RECORD LIST start

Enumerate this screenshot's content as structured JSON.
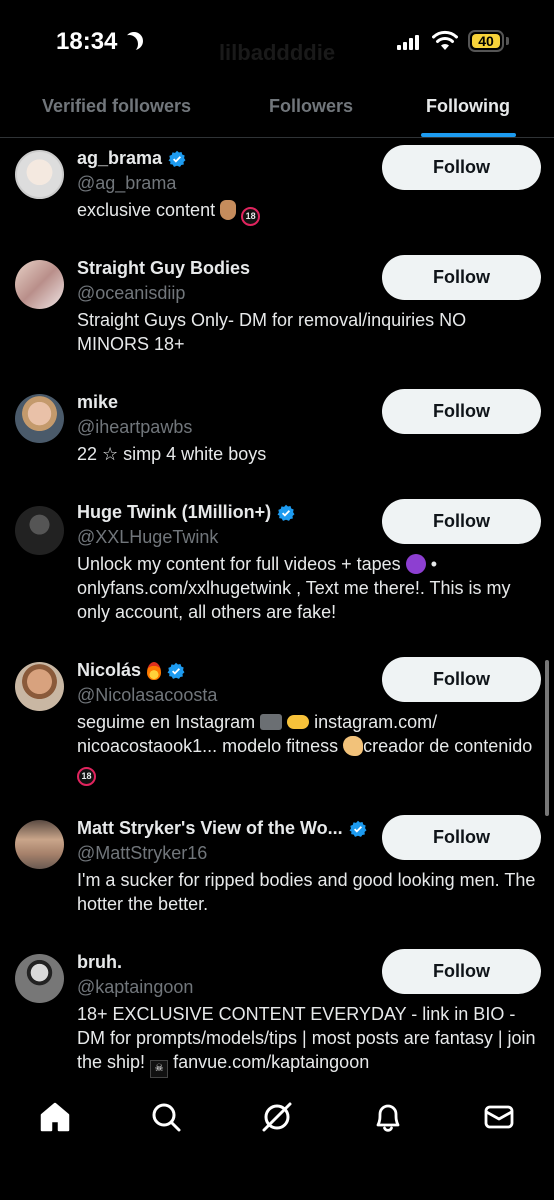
{
  "status_bar": {
    "time": "18:34",
    "battery": "40"
  },
  "header": {
    "title": "lilbaddddie"
  },
  "tabs": [
    {
      "label": "Verified followers",
      "active": false
    },
    {
      "label": "Followers",
      "active": false
    },
    {
      "label": "Following",
      "active": true
    }
  ],
  "accent_color": "#1d9bf0",
  "users": [
    {
      "name": "ag_brama",
      "verified": true,
      "handle": "@ag_brama",
      "bio": "exclusive content",
      "button": "Follow"
    },
    {
      "name": "Straight Guy Bodies",
      "verified": false,
      "handle": "@oceanisdiip",
      "bio": "Straight Guys Only- DM for removal/inquiries NO MINORS 18+",
      "button": "Follow"
    },
    {
      "name": "mike",
      "verified": false,
      "handle": "@iheartpawbs",
      "bio": "22 ☆ simp 4 white boys",
      "button": "Follow"
    },
    {
      "name": "Huge Twink (1Million+)",
      "verified": true,
      "handle": "@XXLHugeTwink",
      "bio_a": "Unlock my content for full videos + tapes",
      "bio_b": " • onlyfans.com/xxlhugetwink , Text me there!. This is my only account, all others are fake!",
      "button": "Follow"
    },
    {
      "name": "Nicolás",
      "verified": true,
      "handle": "@Nicolasacoosta",
      "bio_a": "seguime en Instagram",
      "bio_b": "instagram.com/ nicoacostaook1... modelo fitness",
      "bio_c": "creador de contenido",
      "button": "Follow"
    },
    {
      "name": "Matt Stryker's View of the Wo...",
      "verified": true,
      "handle": "@MattStryker16",
      "bio": "I'm a sucker for ripped bodies and good looking men. The hotter the better.",
      "button": "Follow"
    },
    {
      "name": "bruh.",
      "verified": false,
      "handle": "@kaptaingoon",
      "bio_a": "18+ EXCLUSIVE CONTENT EVERYDAY - link in BIO - DM for prompts/models/tips | most posts are fantasy | join the ship!",
      "bio_b": "fanvue.com/kaptaingoon",
      "button": "Follow"
    }
  ],
  "nav": [
    "home-icon",
    "search-icon",
    "grok-icon",
    "notifications-icon",
    "messages-icon"
  ]
}
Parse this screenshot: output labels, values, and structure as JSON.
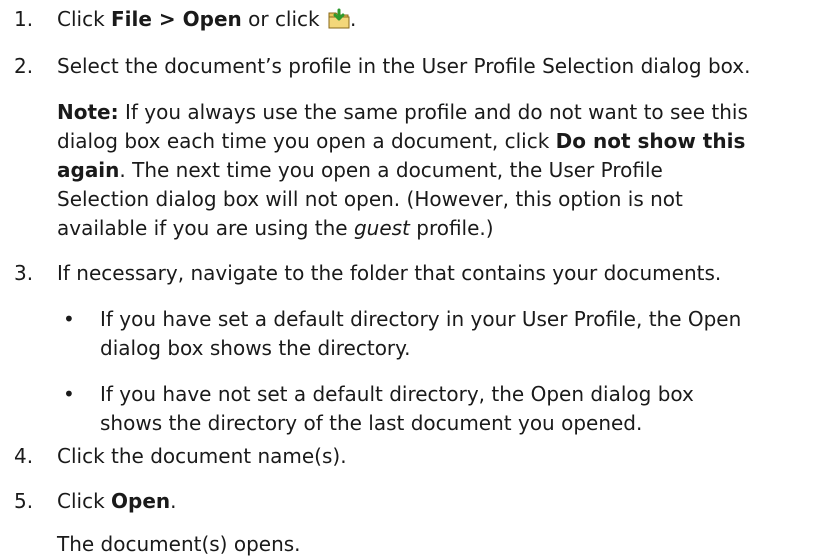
{
  "steps": [
    {
      "number": "1.",
      "pre": "Click ",
      "bold1": "File > Open",
      "mid": " or click ",
      "icon": "open-folder-green-arrow-icon",
      "post": "."
    },
    {
      "number": "2.",
      "text": "Select the document’s profile in the User Profile Selection dialog box."
    },
    {
      "number": "3.",
      "text": "If necessary, navigate to the folder that contains your documents."
    },
    {
      "number": "4.",
      "text": "Click the document name(s)."
    },
    {
      "number": "5.",
      "pre": "Click ",
      "bold": "Open",
      "post": "."
    }
  ],
  "note": {
    "label": "Note:",
    "line1": " If you always use the same profile and do not want to see this",
    "line2a": "dialog box each time you open a document, click ",
    "bold_a": "Do not show this",
    "bold_b": "again",
    "line3": ". The next time you open a document, the User Profile",
    "line4": "Selection dialog box will not open. (However, this option is not",
    "line5a": "available if you are using the ",
    "italic": "guest",
    "line5b": " profile.)"
  },
  "bullets": [
    {
      "dot": "•",
      "line1": "If you have set a default directory in your User Profile, the Open",
      "line2": "dialog box shows the directory."
    },
    {
      "dot": "•",
      "line1": "If you have not set a default directory, the Open dialog box",
      "line2": "shows the directory of the last document you opened."
    }
  ],
  "result": "The document(s) opens."
}
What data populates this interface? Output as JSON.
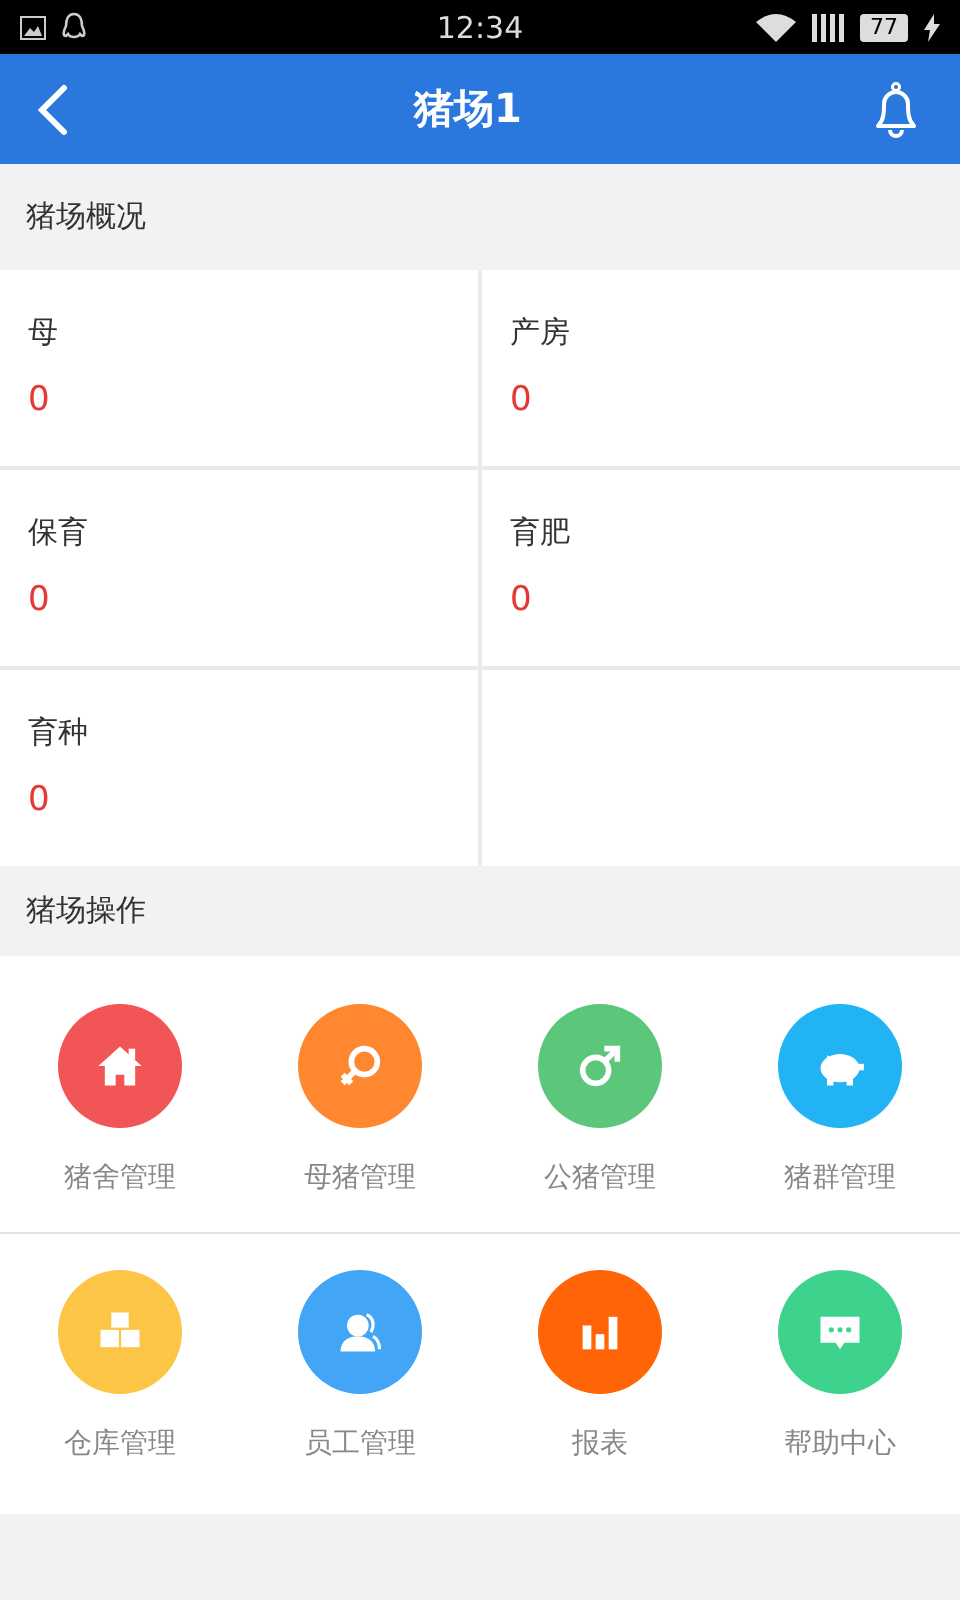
{
  "status_bar": {
    "time": "12:34",
    "battery": "77"
  },
  "header": {
    "title": "猪场1"
  },
  "overview": {
    "title": "猪场概况",
    "stats": [
      {
        "label": "母",
        "value": "0"
      },
      {
        "label": "产房",
        "value": "0"
      },
      {
        "label": "保育",
        "value": "0"
      },
      {
        "label": "育肥",
        "value": "0"
      },
      {
        "label": "育种",
        "value": "0"
      }
    ]
  },
  "operations": {
    "title": "猪场操作",
    "items": [
      {
        "label": "猪舍管理",
        "kind": "house",
        "color": "#f25555"
      },
      {
        "label": "母猪管理",
        "kind": "female",
        "color": "#fe8730"
      },
      {
        "label": "公猪管理",
        "kind": "male",
        "color": "#5cc77a"
      },
      {
        "label": "猪群管理",
        "kind": "pig",
        "color": "#22b3f5"
      },
      {
        "label": "仓库管理",
        "kind": "boxes",
        "color": "#fdc545"
      },
      {
        "label": "员工管理",
        "kind": "people",
        "color": "#42a5f5"
      },
      {
        "label": "报表",
        "kind": "chart",
        "color": "#ff6507"
      },
      {
        "label": "帮助中心",
        "kind": "chat",
        "color": "#3dd38c"
      }
    ]
  }
}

RECORD LIST end

● **TASK GOAL**: Reproduce the data verbatim. Do not carry any picture into the copy.

● **ANSWER**:
Enumerate this screenshot's content as structured JSON.
{
  "status_bar": {
    "time": "18:34",
    "battery": "40"
  },
  "header": {
    "title": "lilbaddddie"
  },
  "tabs": [
    {
      "label": "Verified followers",
      "active": false
    },
    {
      "label": "Followers",
      "active": false
    },
    {
      "label": "Following",
      "active": true
    }
  ],
  "accent_color": "#1d9bf0",
  "users": [
    {
      "name": "ag_brama",
      "verified": true,
      "handle": "@ag_brama",
      "bio": "exclusive content",
      "button": "Follow"
    },
    {
      "name": "Straight Guy Bodies",
      "verified": false,
      "handle": "@oceanisdiip",
      "bio": "Straight Guys Only- DM for removal/inquiries NO MINORS 18+",
      "button": "Follow"
    },
    {
      "name": "mike",
      "verified": false,
      "handle": "@iheartpawbs",
      "bio": "22 ☆ simp 4 white boys",
      "button": "Follow"
    },
    {
      "name": "Huge Twink (1Million+)",
      "verified": true,
      "handle": "@XXLHugeTwink",
      "bio_a": "Unlock my content for full videos + tapes",
      "bio_b": " • onlyfans.com/xxlhugetwink , Text me there!. This is my only account, all others are fake!",
      "button": "Follow"
    },
    {
      "name": "Nicolás",
      "verified": true,
      "handle": "@Nicolasacoosta",
      "bio_a": "seguime en Instagram",
      "bio_b": "instagram.com/ nicoacostaook1... modelo fitness",
      "bio_c": "creador de contenido",
      "button": "Follow"
    },
    {
      "name": "Matt Stryker's View of the Wo...",
      "verified": true,
      "handle": "@MattStryker16",
      "bio": "I'm a sucker for ripped bodies and good looking men. The hotter the better.",
      "button": "Follow"
    },
    {
      "name": "bruh.",
      "verified": false,
      "handle": "@kaptaingoon",
      "bio_a": "18+ EXCLUSIVE CONTENT EVERYDAY - link in BIO - DM for prompts/models/tips | most posts are fantasy | join the ship!",
      "bio_b": "fanvue.com/kaptaingoon",
      "button": "Follow"
    }
  ],
  "nav": [
    "home-icon",
    "search-icon",
    "grok-icon",
    "notifications-icon",
    "messages-icon"
  ]
}
Parse this screenshot: output labels, values, and structure as JSON.
{
  "steps": [
    {
      "number": "1.",
      "pre": "Click ",
      "bold1": "File > Open",
      "mid": " or click ",
      "icon": "open-folder-green-arrow-icon",
      "post": "."
    },
    {
      "number": "2.",
      "text": "Select the document’s profile in the User Profile Selection dialog box."
    },
    {
      "number": "3.",
      "text": "If necessary, navigate to the folder that contains your documents."
    },
    {
      "number": "4.",
      "text": "Click the document name(s)."
    },
    {
      "number": "5.",
      "pre": "Click ",
      "bold": "Open",
      "post": "."
    }
  ],
  "note": {
    "label": "Note:",
    "line1": " If you always use the same profile and do not want to see this",
    "line2a": "dialog box each time you open a document, click ",
    "bold_a": "Do not show this",
    "bold_b": "again",
    "line3": ". The next time you open a document, the User Profile",
    "line4": "Selection dialog box will not open. (However, this option is not",
    "line5a": "available if you are using the ",
    "italic": "guest",
    "line5b": " profile.)"
  },
  "bullets": [
    {
      "dot": "•",
      "line1": "If you have set a default directory in your User Profile, the Open",
      "line2": "dialog box shows the directory."
    },
    {
      "dot": "•",
      "line1": "If you have not set a default directory, the Open dialog box",
      "line2": "shows the directory of the last document you opened."
    }
  ],
  "result": "The document(s) opens."
}
What data populates this interface? Output as JSON.
{
  "status_bar": {
    "time": "12:34",
    "battery": "77"
  },
  "header": {
    "title": "猪场1"
  },
  "overview": {
    "title": "猪场概况",
    "stats": [
      {
        "label": "母",
        "value": "0"
      },
      {
        "label": "产房",
        "value": "0"
      },
      {
        "label": "保育",
        "value": "0"
      },
      {
        "label": "育肥",
        "value": "0"
      },
      {
        "label": "育种",
        "value": "0"
      }
    ]
  },
  "operations": {
    "title": "猪场操作",
    "items": [
      {
        "label": "猪舍管理",
        "kind": "house",
        "color": "#f25555"
      },
      {
        "label": "母猪管理",
        "kind": "female",
        "color": "#fe8730"
      },
      {
        "label": "公猪管理",
        "kind": "male",
        "color": "#5cc77a"
      },
      {
        "label": "猪群管理",
        "kind": "pig",
        "color": "#22b3f5"
      },
      {
        "label": "仓库管理",
        "kind": "boxes",
        "color": "#fdc545"
      },
      {
        "label": "员工管理",
        "kind": "people",
        "color": "#42a5f5"
      },
      {
        "label": "报表",
        "kind": "chart",
        "color": "#ff6507"
      },
      {
        "label": "帮助中心",
        "kind": "chat",
        "color": "#3dd38c"
      }
    ]
  }
}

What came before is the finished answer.